-------- Exercise input

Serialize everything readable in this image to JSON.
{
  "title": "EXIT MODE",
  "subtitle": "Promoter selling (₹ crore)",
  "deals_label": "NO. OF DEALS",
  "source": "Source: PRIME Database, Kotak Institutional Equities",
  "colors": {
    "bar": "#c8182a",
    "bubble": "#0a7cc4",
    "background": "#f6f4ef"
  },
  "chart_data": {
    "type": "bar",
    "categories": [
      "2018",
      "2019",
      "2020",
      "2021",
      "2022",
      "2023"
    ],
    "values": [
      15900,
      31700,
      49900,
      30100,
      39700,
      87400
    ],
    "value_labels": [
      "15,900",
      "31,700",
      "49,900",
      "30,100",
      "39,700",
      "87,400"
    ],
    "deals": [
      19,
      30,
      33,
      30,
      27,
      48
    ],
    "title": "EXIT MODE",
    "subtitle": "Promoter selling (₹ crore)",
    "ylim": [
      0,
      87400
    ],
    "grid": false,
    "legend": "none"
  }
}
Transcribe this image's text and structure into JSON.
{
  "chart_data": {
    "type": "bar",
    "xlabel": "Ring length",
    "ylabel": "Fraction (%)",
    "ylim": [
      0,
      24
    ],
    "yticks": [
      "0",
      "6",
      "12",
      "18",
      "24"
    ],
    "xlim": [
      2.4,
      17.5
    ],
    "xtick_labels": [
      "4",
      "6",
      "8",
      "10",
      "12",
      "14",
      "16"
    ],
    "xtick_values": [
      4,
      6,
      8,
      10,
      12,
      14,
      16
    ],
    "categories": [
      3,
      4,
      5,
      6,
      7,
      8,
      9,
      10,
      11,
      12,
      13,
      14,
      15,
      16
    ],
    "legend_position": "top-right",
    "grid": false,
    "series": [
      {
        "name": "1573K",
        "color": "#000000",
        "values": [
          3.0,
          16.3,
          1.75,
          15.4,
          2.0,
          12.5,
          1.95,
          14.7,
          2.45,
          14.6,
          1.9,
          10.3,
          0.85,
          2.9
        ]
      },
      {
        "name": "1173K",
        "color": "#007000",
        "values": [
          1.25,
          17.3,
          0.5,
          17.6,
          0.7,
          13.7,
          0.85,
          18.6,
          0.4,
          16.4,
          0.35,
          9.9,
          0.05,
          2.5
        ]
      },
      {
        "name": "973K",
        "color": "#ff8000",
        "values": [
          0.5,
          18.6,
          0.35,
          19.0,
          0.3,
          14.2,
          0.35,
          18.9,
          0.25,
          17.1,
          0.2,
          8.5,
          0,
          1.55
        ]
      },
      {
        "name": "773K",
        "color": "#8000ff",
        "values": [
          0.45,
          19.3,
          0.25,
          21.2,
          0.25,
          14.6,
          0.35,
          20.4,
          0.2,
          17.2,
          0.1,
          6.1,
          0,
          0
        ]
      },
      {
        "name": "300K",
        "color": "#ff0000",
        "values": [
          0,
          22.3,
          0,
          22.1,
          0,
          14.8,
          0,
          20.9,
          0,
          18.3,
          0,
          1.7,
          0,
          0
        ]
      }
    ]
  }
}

----------------

▶ [Task statement]
Write the data out again in full and exactly.

▶ [Full response]
Serialize everything readable in this image to JSON.
{
  "title": "EXIT MODE",
  "subtitle": "Promoter selling (₹ crore)",
  "deals_label": "NO. OF DEALS",
  "source": "Source: PRIME Database, Kotak Institutional Equities",
  "colors": {
    "bar": "#c8182a",
    "bubble": "#0a7cc4",
    "background": "#f6f4ef"
  },
  "chart_data": {
    "type": "bar",
    "categories": [
      "2018",
      "2019",
      "2020",
      "2021",
      "2022",
      "2023"
    ],
    "values": [
      15900,
      31700,
      49900,
      30100,
      39700,
      87400
    ],
    "value_labels": [
      "15,900",
      "31,700",
      "49,900",
      "30,100",
      "39,700",
      "87,400"
    ],
    "deals": [
      19,
      30,
      33,
      30,
      27,
      48
    ],
    "title": "EXIT MODE",
    "subtitle": "Promoter selling (₹ crore)",
    "ylim": [
      0,
      87400
    ],
    "grid": false,
    "legend": "none"
  }
}
Transcribe this image's text and structure into JSON.
{
  "chart_data": {
    "type": "bar",
    "xlabel": "Ring length",
    "ylabel": "Fraction (%)",
    "ylim": [
      0,
      24
    ],
    "yticks": [
      "0",
      "6",
      "12",
      "18",
      "24"
    ],
    "xlim": [
      2.4,
      17.5
    ],
    "xtick_labels": [
      "4",
      "6",
      "8",
      "10",
      "12",
      "14",
      "16"
    ],
    "xtick_values": [
      4,
      6,
      8,
      10,
      12,
      14,
      16
    ],
    "categories": [
      3,
      4,
      5,
      6,
      7,
      8,
      9,
      10,
      11,
      12,
      13,
      14,
      15,
      16
    ],
    "legend_position": "top-right",
    "grid": false,
    "series": [
      {
        "name": "1573K",
        "color": "#000000",
        "values": [
          3.0,
          16.3,
          1.75,
          15.4,
          2.0,
          12.5,
          1.95,
          14.7,
          2.45,
          14.6,
          1.9,
          10.3,
          0.85,
          2.9
        ]
      },
      {
        "name": "1173K",
        "color": "#007000",
        "values": [
          1.25,
          17.3,
          0.5,
          17.6,
          0.7,
          13.7,
          0.85,
          18.6,
          0.4,
          16.4,
          0.35,
          9.9,
          0.05,
          2.5
        ]
      },
      {
        "name": "973K",
        "color": "#ff8000",
        "values": [
          0.5,
          18.6,
          0.35,
          19.0,
          0.3,
          14.2,
          0.35,
          18.9,
          0.25,
          17.1,
          0.2,
          8.5,
          0,
          1.55
        ]
      },
      {
        "name": "773K",
        "color": "#8000ff",
        "values": [
          0.45,
          19.3,
          0.25,
          21.2,
          0.25,
          14.6,
          0.35,
          20.4,
          0.2,
          17.2,
          0.1,
          6.1,
          0,
          0
        ]
      },
      {
        "name": "300K",
        "color": "#ff0000",
        "values": [
          0,
          22.3,
          0,
          22.1,
          0,
          14.8,
          0,
          20.9,
          0,
          18.3,
          0,
          1.7,
          0,
          0
        ]
      }
    ]
  }
}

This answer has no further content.